BEGIN Exercise input

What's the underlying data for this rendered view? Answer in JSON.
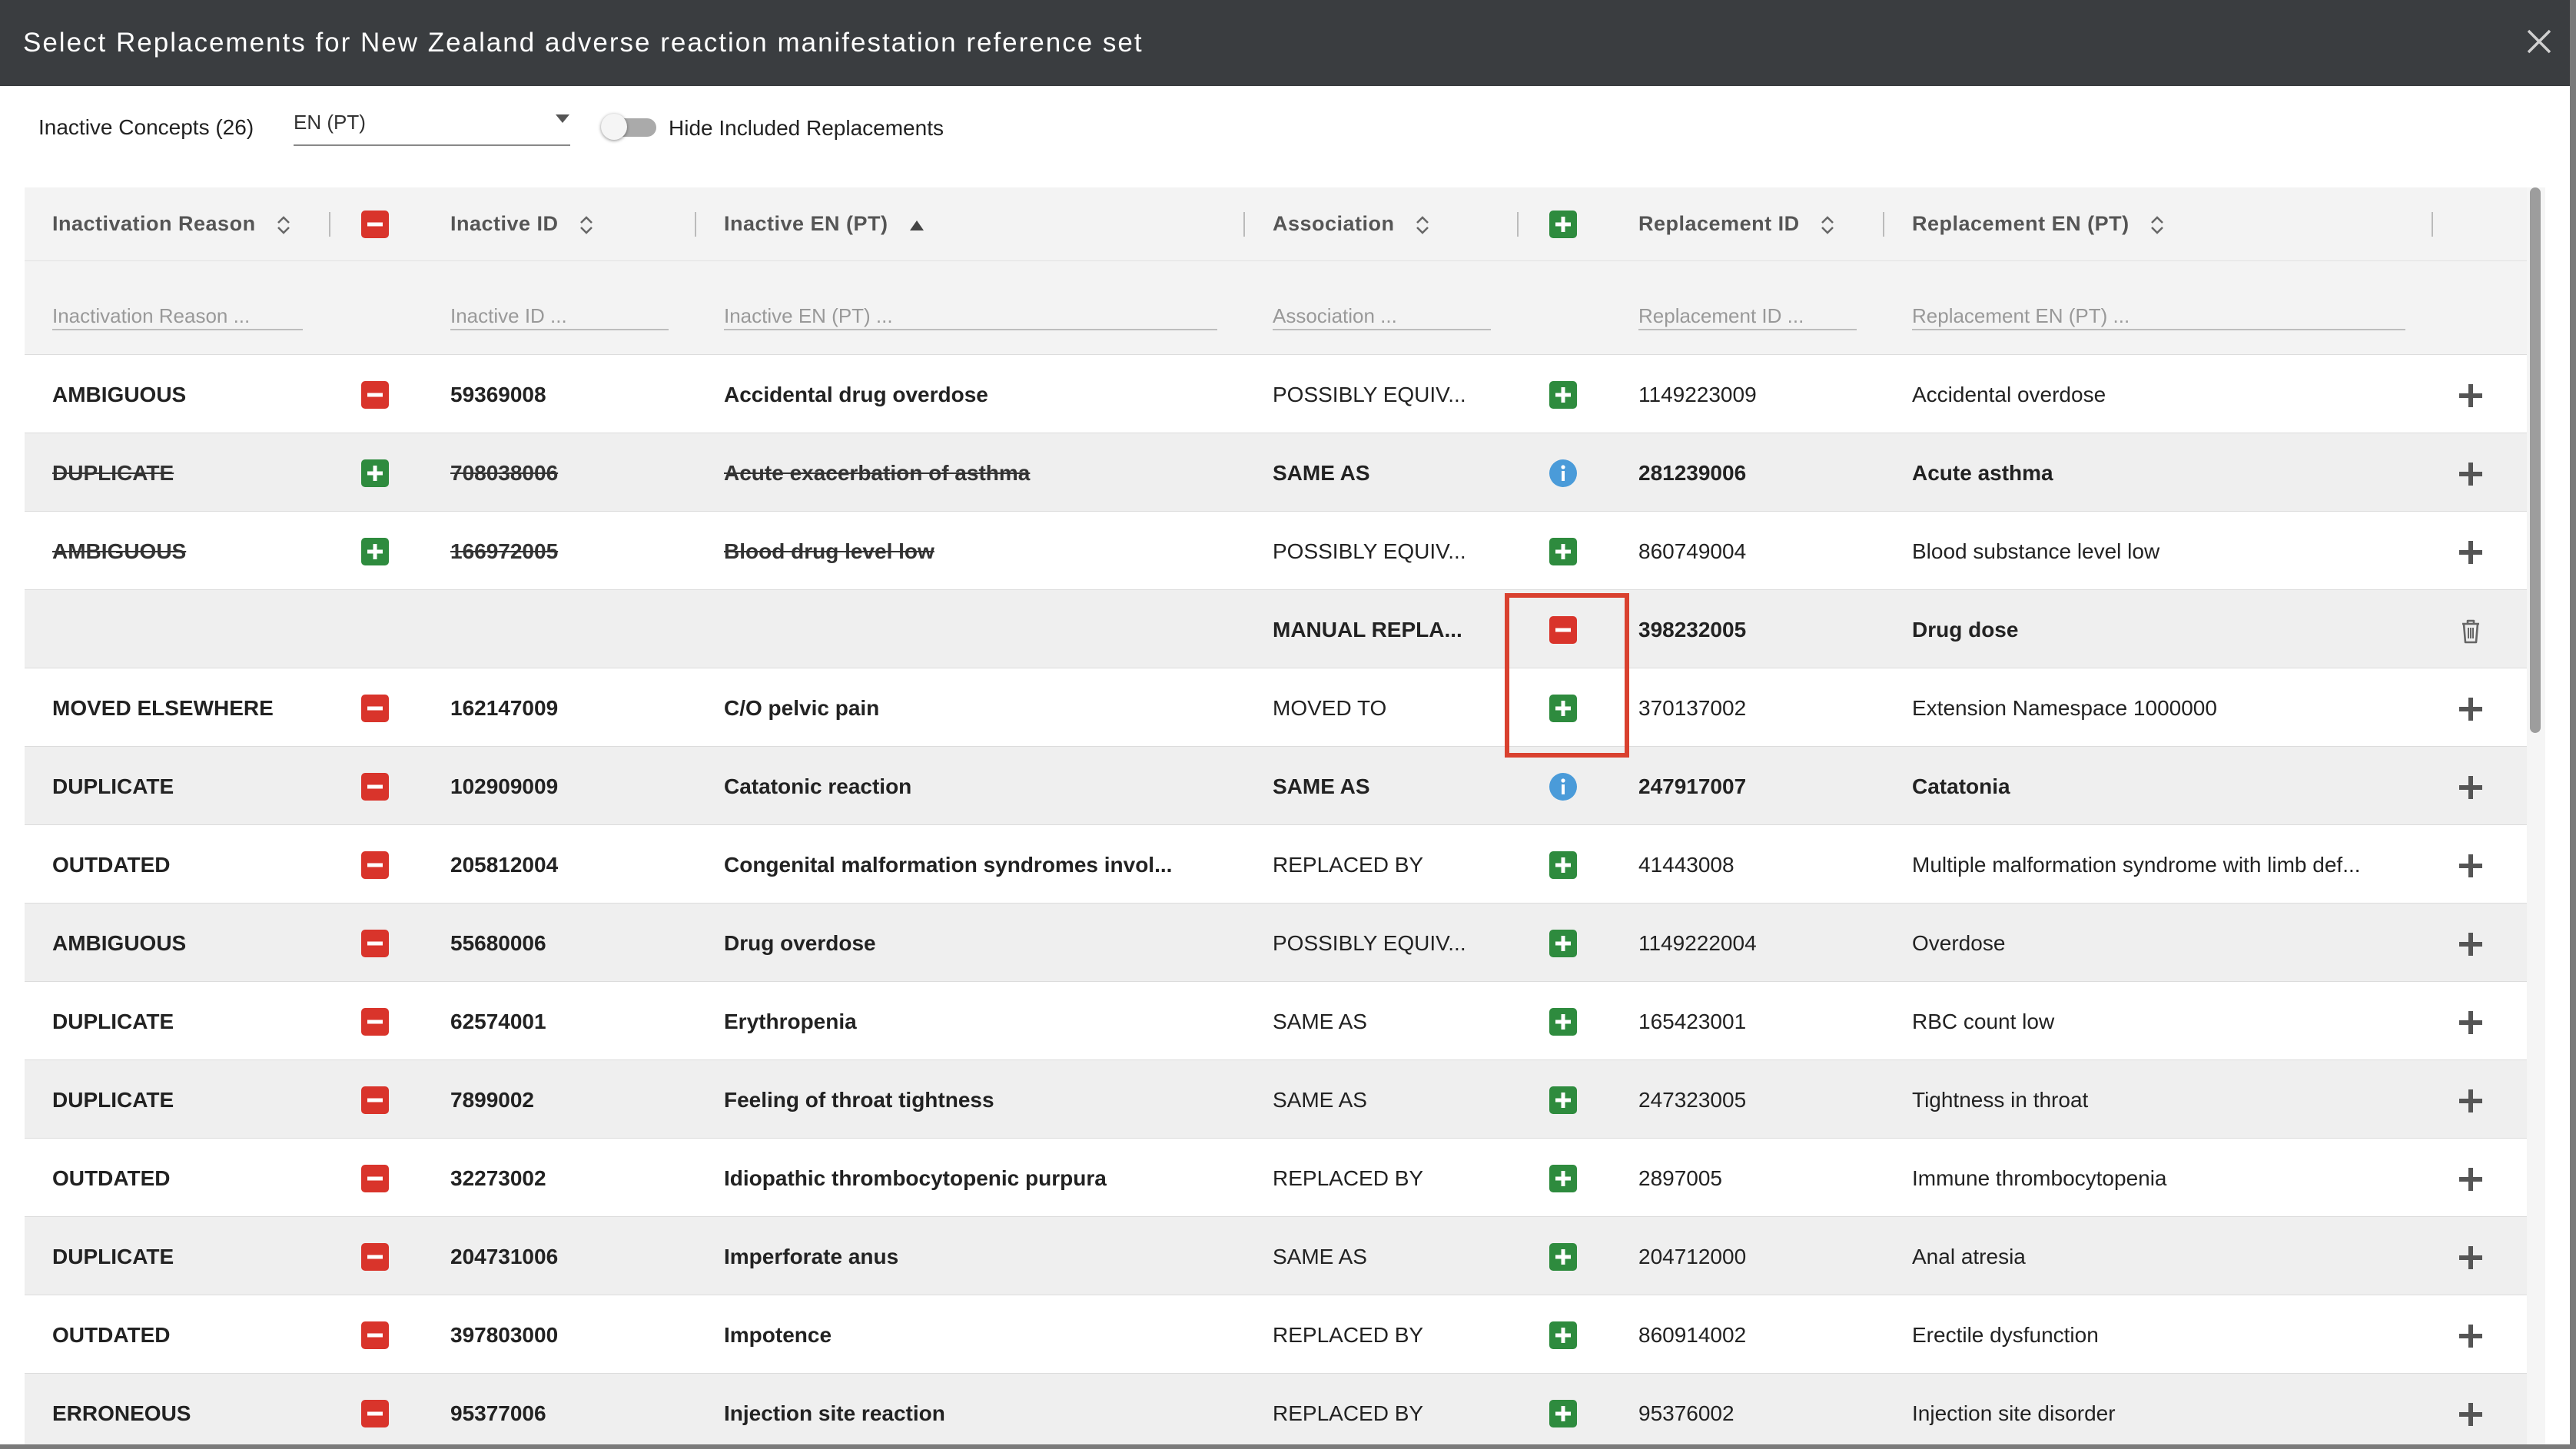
{
  "dialog": {
    "title": "Select Replacements for New Zealand adverse reaction manifestation reference set",
    "close_icon": "close-icon"
  },
  "toolbar": {
    "inactive_label": "Inactive Concepts (26)",
    "language_value": "EN (PT)",
    "toggle_label": "Hide Included Replacements",
    "toggle_on": false
  },
  "columns": {
    "inactivation_reason": "Inactivation Reason",
    "inactive_id": "Inactive ID",
    "inactive_en": "Inactive EN (PT)",
    "association": "Association",
    "replacement_id": "Replacement ID",
    "replacement_en": "Replacement EN (PT)"
  },
  "filters": {
    "inactivation_reason": "Inactivation Reason ...",
    "inactive_id": "Inactive ID ...",
    "inactive_en": "Inactive EN (PT) ...",
    "association": "Association ...",
    "replacement_id": "Replacement ID ...",
    "replacement_en": "Replacement EN (PT) ..."
  },
  "colors": {
    "remove_red": "#d9342b",
    "add_green": "#2e8b3e",
    "info_blue": "#4a9bd9",
    "highlight_red": "#d9412f"
  },
  "rows": [
    {
      "reason": "AMBIGUOUS",
      "inactive_id": "59369008",
      "inactive_en": "Accidental drug overdose",
      "association": "POSSIBLY EQUIV...",
      "replacement_id": "1149223009",
      "replacement_en": "Accidental overdose",
      "left_icon": "remove",
      "mid_icon": "add",
      "action_icon": "plus",
      "struck": false,
      "bold_replacement": false,
      "bold_association": false
    },
    {
      "reason": "DUPLICATE",
      "inactive_id": "708038006",
      "inactive_en": "Acute exacerbation of asthma",
      "association": "SAME AS",
      "replacement_id": "281239006",
      "replacement_en": "Acute asthma",
      "left_icon": "add",
      "mid_icon": "info",
      "action_icon": "plus",
      "struck": true,
      "bold_replacement": true,
      "bold_association": true
    },
    {
      "reason": "AMBIGUOUS",
      "inactive_id": "166972005",
      "inactive_en": "Blood drug level low",
      "association": "POSSIBLY EQUIV...",
      "replacement_id": "860749004",
      "replacement_en": "Blood substance level low",
      "left_icon": "add",
      "mid_icon": "add",
      "action_icon": "plus",
      "struck": true,
      "bold_replacement": false,
      "bold_association": false
    },
    {
      "reason": "",
      "inactive_id": "",
      "inactive_en": "",
      "association": "MANUAL REPLA...",
      "replacement_id": "398232005",
      "replacement_en": "Drug dose",
      "left_icon": "none",
      "mid_icon": "remove",
      "action_icon": "trash",
      "struck": false,
      "bold_replacement": true,
      "bold_association": true
    },
    {
      "reason": "MOVED ELSEWHERE",
      "inactive_id": "162147009",
      "inactive_en": "C/O pelvic pain",
      "association": "MOVED TO",
      "replacement_id": "370137002",
      "replacement_en": "Extension Namespace 1000000",
      "left_icon": "remove",
      "mid_icon": "add",
      "action_icon": "plus",
      "struck": false,
      "bold_replacement": false,
      "bold_association": false
    },
    {
      "reason": "DUPLICATE",
      "inactive_id": "102909009",
      "inactive_en": "Catatonic reaction",
      "association": "SAME AS",
      "replacement_id": "247917007",
      "replacement_en": "Catatonia",
      "left_icon": "remove",
      "mid_icon": "info",
      "action_icon": "plus",
      "struck": false,
      "bold_replacement": true,
      "bold_association": true
    },
    {
      "reason": "OUTDATED",
      "inactive_id": "205812004",
      "inactive_en": "Congenital malformation syndromes invol...",
      "association": "REPLACED BY",
      "replacement_id": "41443008",
      "replacement_en": "Multiple malformation syndrome with limb def...",
      "left_icon": "remove",
      "mid_icon": "add",
      "action_icon": "plus",
      "struck": false,
      "bold_replacement": false,
      "bold_association": false
    },
    {
      "reason": "AMBIGUOUS",
      "inactive_id": "55680006",
      "inactive_en": "Drug overdose",
      "association": "POSSIBLY EQUIV...",
      "replacement_id": "1149222004",
      "replacement_en": "Overdose",
      "left_icon": "remove",
      "mid_icon": "add",
      "action_icon": "plus",
      "struck": false,
      "bold_replacement": false,
      "bold_association": false
    },
    {
      "reason": "DUPLICATE",
      "inactive_id": "62574001",
      "inactive_en": "Erythropenia",
      "association": "SAME AS",
      "replacement_id": "165423001",
      "replacement_en": "RBC count low",
      "left_icon": "remove",
      "mid_icon": "add",
      "action_icon": "plus",
      "struck": false,
      "bold_replacement": false,
      "bold_association": false
    },
    {
      "reason": "DUPLICATE",
      "inactive_id": "7899002",
      "inactive_en": "Feeling of throat tightness",
      "association": "SAME AS",
      "replacement_id": "247323005",
      "replacement_en": "Tightness in throat",
      "left_icon": "remove",
      "mid_icon": "add",
      "action_icon": "plus",
      "struck": false,
      "bold_replacement": false,
      "bold_association": false
    },
    {
      "reason": "OUTDATED",
      "inactive_id": "32273002",
      "inactive_en": "Idiopathic thrombocytopenic purpura",
      "association": "REPLACED BY",
      "replacement_id": "2897005",
      "replacement_en": "Immune thrombocytopenia",
      "left_icon": "remove",
      "mid_icon": "add",
      "action_icon": "plus",
      "struck": false,
      "bold_replacement": false,
      "bold_association": false
    },
    {
      "reason": "DUPLICATE",
      "inactive_id": "204731006",
      "inactive_en": "Imperforate anus",
      "association": "SAME AS",
      "replacement_id": "204712000",
      "replacement_en": "Anal atresia",
      "left_icon": "remove",
      "mid_icon": "add",
      "action_icon": "plus",
      "struck": false,
      "bold_replacement": false,
      "bold_association": false
    },
    {
      "reason": "OUTDATED",
      "inactive_id": "397803000",
      "inactive_en": "Impotence",
      "association": "REPLACED BY",
      "replacement_id": "860914002",
      "replacement_en": "Erectile dysfunction",
      "left_icon": "remove",
      "mid_icon": "add",
      "action_icon": "plus",
      "struck": false,
      "bold_replacement": false,
      "bold_association": false
    },
    {
      "reason": "ERRONEOUS",
      "inactive_id": "95377006",
      "inactive_en": "Injection site reaction",
      "association": "REPLACED BY",
      "replacement_id": "95376002",
      "replacement_en": "Injection site disorder",
      "left_icon": "remove",
      "mid_icon": "add",
      "action_icon": "plus",
      "struck": false,
      "bold_replacement": false,
      "bold_association": false
    }
  ]
}
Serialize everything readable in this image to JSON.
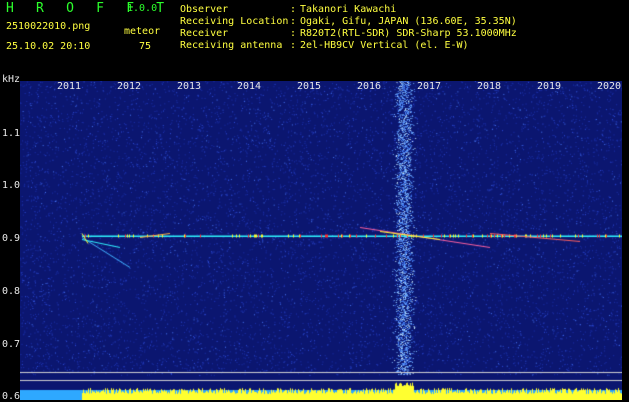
{
  "header": {
    "app_title": "H R O F F T",
    "app_version": "1.0.0",
    "file_name": "2510022010.png",
    "mode_label": "meteor",
    "date_time": "25.10.02 20:10",
    "meteor_count": "75",
    "info": [
      {
        "key": "Observer",
        "value": "Takanori Kawachi"
      },
      {
        "key": "Receiving Location",
        "value": "Ogaki, Gifu, JAPAN (136.60E, 35.35N)"
      },
      {
        "key": "Receiver",
        "value": "R820T2(RTL-SDR) SDR-Sharp 53.1000MHz"
      },
      {
        "key": "Receiving antenna",
        "value": "2el-HB9CV Vertical (el. E-W)"
      }
    ]
  },
  "spectrogram": {
    "unit": "kHz",
    "time_ticks": [
      "2011",
      "2012",
      "2013",
      "2014",
      "2015",
      "2016",
      "2017",
      "2018",
      "2019",
      "2020"
    ],
    "freq_ticks": [
      "1.1",
      "1.0",
      "0.9",
      "0.8",
      "0.7",
      "0.6"
    ],
    "freq_range": [
      0.595,
      1.2
    ],
    "carrier_freq": 0.907,
    "colors": {
      "background": "#0b1670",
      "noise": "#3050e0",
      "signal": "#2ff4ff",
      "strong": "#ffff30",
      "hot": "#ff3030"
    }
  }
}
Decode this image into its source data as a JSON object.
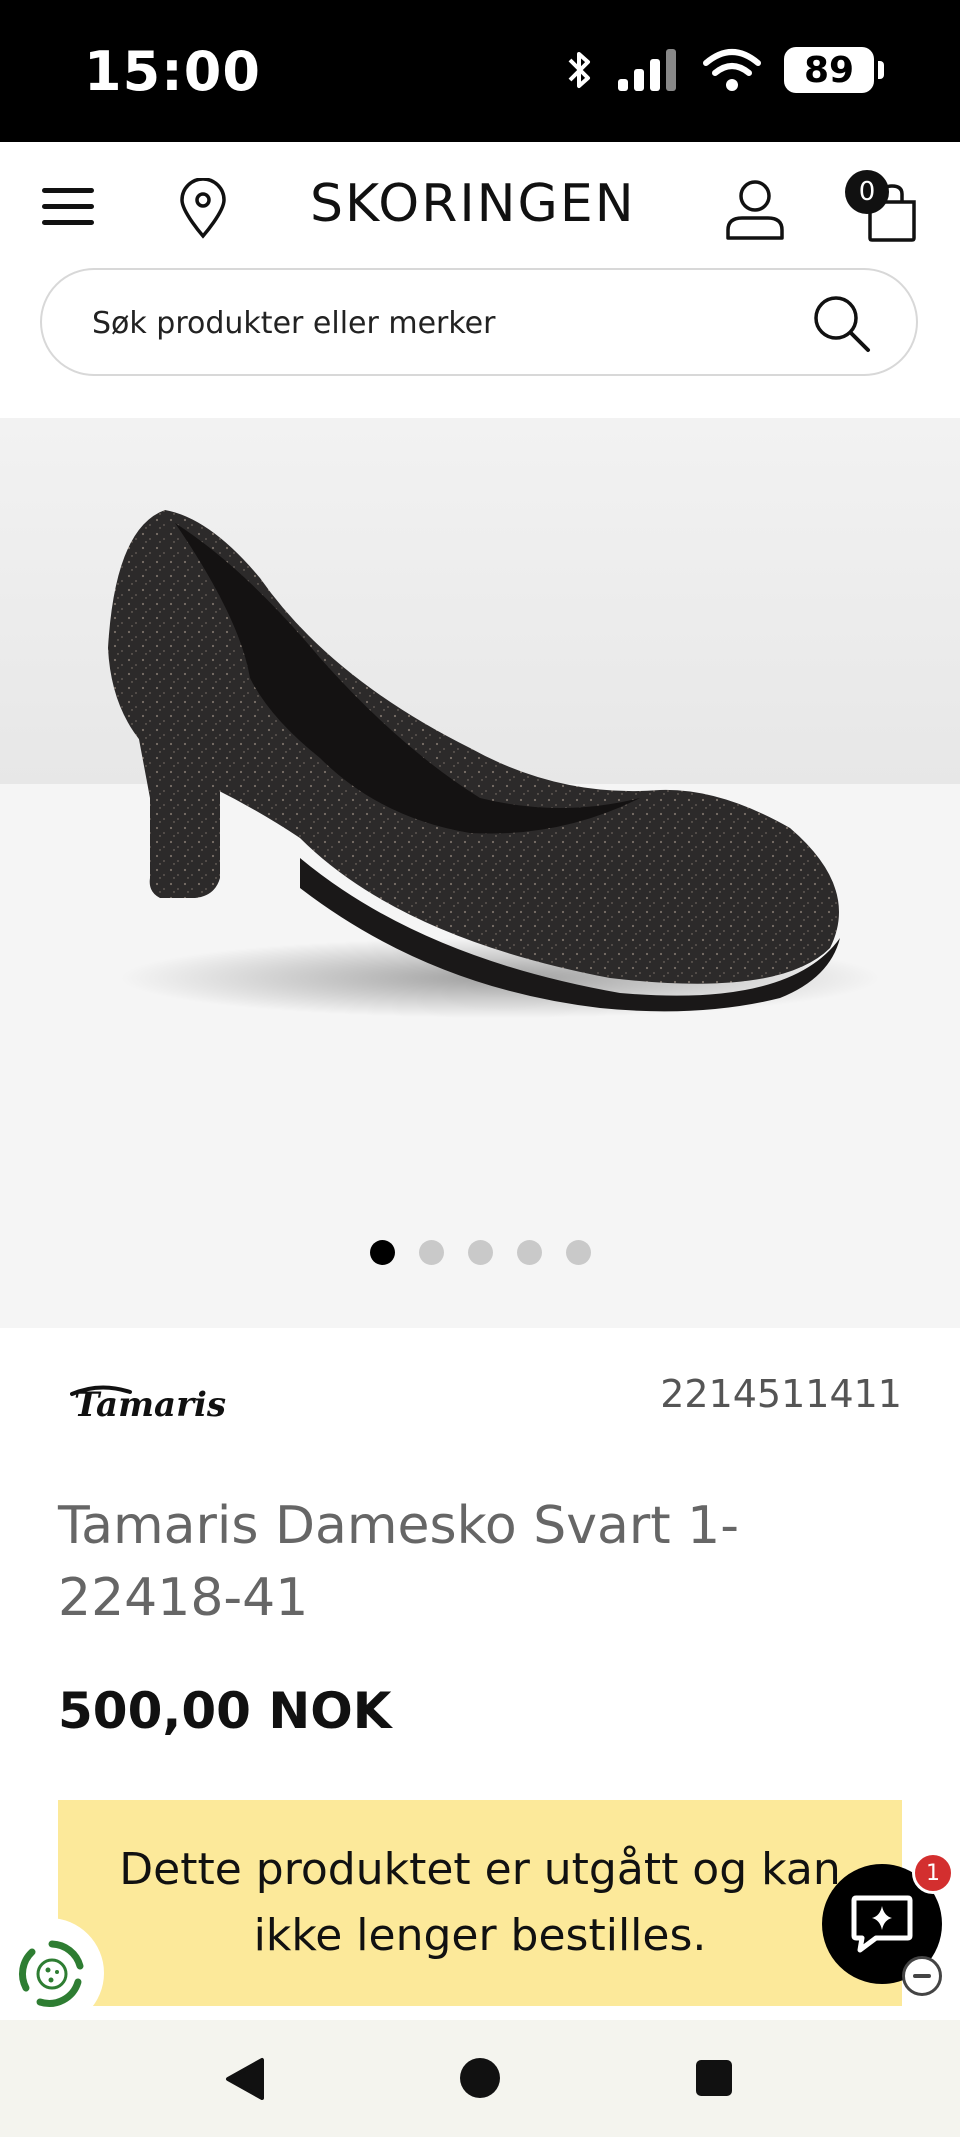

END Exercise input

Take every line from the data above that holds "Acute" and copy it out.

■ Answer to the task
      "inactive_en": "Acute exacerbation of asthma",
      "replacement_en": "Acute asthma",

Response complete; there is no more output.